Data supplied:
Begin
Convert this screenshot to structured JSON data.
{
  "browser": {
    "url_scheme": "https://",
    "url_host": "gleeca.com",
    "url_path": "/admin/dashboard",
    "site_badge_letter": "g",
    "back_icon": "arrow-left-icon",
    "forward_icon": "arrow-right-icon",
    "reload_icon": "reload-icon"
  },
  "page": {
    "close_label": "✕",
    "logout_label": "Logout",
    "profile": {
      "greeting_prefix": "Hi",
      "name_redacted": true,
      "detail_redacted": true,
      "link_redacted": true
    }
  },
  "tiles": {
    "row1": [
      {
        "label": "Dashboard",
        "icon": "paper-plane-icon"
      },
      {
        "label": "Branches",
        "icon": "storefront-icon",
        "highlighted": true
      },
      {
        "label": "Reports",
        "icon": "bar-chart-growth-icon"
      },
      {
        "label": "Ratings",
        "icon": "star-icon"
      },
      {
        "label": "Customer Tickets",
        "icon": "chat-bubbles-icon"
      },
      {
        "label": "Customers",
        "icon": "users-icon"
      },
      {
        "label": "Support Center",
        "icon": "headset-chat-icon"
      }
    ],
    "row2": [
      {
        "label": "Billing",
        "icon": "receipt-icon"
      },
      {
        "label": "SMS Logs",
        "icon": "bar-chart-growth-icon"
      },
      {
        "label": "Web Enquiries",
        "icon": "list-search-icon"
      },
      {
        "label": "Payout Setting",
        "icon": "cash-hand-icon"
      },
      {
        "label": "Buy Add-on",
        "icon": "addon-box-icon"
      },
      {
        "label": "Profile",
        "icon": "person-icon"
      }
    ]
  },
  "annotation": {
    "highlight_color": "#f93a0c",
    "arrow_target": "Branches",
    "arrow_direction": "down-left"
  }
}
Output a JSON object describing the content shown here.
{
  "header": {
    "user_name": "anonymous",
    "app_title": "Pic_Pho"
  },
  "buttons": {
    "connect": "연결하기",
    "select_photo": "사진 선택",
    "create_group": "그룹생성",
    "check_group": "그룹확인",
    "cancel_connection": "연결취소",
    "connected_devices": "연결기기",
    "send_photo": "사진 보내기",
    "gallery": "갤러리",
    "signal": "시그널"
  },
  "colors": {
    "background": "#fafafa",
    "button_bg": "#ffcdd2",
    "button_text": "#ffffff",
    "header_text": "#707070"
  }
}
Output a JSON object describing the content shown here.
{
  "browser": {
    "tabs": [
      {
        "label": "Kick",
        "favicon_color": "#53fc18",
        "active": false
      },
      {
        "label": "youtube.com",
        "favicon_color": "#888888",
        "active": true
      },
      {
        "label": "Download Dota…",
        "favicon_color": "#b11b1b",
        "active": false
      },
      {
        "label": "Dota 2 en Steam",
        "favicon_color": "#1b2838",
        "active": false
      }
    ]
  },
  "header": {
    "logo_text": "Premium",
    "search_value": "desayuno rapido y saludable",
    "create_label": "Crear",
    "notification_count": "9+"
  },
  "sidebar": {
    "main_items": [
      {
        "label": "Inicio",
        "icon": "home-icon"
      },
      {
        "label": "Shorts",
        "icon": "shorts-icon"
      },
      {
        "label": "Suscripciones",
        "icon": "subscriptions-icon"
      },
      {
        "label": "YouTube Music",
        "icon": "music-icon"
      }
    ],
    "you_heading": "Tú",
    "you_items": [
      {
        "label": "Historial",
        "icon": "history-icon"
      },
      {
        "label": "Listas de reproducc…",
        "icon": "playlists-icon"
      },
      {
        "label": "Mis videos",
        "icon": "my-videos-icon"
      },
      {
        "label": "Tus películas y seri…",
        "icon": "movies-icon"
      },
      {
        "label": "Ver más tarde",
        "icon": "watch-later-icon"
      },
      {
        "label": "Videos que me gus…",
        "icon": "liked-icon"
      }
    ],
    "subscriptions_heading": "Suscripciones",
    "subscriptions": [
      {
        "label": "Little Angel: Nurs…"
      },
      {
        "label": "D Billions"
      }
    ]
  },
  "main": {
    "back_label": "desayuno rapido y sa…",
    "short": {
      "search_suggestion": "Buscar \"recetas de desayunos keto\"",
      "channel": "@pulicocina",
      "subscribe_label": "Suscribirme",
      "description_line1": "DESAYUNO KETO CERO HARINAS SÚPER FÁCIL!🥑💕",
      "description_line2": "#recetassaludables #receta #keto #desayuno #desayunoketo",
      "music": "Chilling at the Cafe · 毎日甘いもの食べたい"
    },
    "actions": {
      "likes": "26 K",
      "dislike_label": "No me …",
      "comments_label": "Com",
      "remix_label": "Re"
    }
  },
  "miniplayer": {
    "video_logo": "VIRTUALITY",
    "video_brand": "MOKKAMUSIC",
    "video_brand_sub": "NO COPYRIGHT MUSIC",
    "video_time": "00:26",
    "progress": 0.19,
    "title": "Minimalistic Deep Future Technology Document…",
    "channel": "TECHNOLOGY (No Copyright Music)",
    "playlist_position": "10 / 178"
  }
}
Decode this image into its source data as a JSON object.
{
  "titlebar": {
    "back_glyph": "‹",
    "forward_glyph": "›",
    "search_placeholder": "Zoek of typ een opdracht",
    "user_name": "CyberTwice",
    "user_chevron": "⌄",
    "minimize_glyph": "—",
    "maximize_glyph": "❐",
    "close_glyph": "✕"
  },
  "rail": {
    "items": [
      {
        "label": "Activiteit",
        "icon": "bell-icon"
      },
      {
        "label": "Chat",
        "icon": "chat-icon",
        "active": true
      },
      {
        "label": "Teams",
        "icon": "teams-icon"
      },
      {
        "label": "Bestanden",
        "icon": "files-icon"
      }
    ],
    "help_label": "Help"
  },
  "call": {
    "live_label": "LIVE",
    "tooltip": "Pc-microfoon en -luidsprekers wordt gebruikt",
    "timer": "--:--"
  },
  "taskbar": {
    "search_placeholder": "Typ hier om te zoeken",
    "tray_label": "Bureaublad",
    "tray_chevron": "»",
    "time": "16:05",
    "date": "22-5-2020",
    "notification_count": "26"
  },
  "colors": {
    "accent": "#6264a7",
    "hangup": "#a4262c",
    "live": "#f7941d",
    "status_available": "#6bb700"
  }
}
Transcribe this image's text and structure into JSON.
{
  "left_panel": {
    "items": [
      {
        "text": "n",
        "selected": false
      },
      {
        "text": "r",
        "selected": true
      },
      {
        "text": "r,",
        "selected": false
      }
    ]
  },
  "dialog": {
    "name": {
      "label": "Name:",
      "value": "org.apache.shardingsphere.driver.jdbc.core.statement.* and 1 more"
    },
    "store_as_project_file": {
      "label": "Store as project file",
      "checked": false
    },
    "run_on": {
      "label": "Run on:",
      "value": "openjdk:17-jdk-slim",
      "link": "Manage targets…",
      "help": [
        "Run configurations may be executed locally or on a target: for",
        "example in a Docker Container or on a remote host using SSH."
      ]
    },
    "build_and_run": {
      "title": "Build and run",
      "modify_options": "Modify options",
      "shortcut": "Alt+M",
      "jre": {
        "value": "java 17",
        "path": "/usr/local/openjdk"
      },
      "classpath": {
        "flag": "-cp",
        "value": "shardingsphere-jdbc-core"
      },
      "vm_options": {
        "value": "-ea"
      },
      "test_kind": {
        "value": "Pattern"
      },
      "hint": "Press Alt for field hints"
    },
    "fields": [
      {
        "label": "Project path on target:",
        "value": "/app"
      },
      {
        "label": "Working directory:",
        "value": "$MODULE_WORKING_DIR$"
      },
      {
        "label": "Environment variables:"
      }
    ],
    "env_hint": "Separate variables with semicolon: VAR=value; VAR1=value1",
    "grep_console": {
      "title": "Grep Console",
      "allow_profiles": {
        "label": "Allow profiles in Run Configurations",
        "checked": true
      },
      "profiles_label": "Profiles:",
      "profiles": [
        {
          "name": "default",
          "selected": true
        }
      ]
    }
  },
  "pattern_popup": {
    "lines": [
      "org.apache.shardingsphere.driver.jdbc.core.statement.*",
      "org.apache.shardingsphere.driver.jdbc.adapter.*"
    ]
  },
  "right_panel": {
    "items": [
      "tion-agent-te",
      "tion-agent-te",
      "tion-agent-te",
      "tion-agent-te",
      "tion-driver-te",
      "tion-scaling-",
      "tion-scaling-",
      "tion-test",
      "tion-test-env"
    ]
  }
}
End
Stated problem: Indicate how many lines of the material include the word "openjdk"; the number alone is required.

Problem solution: 2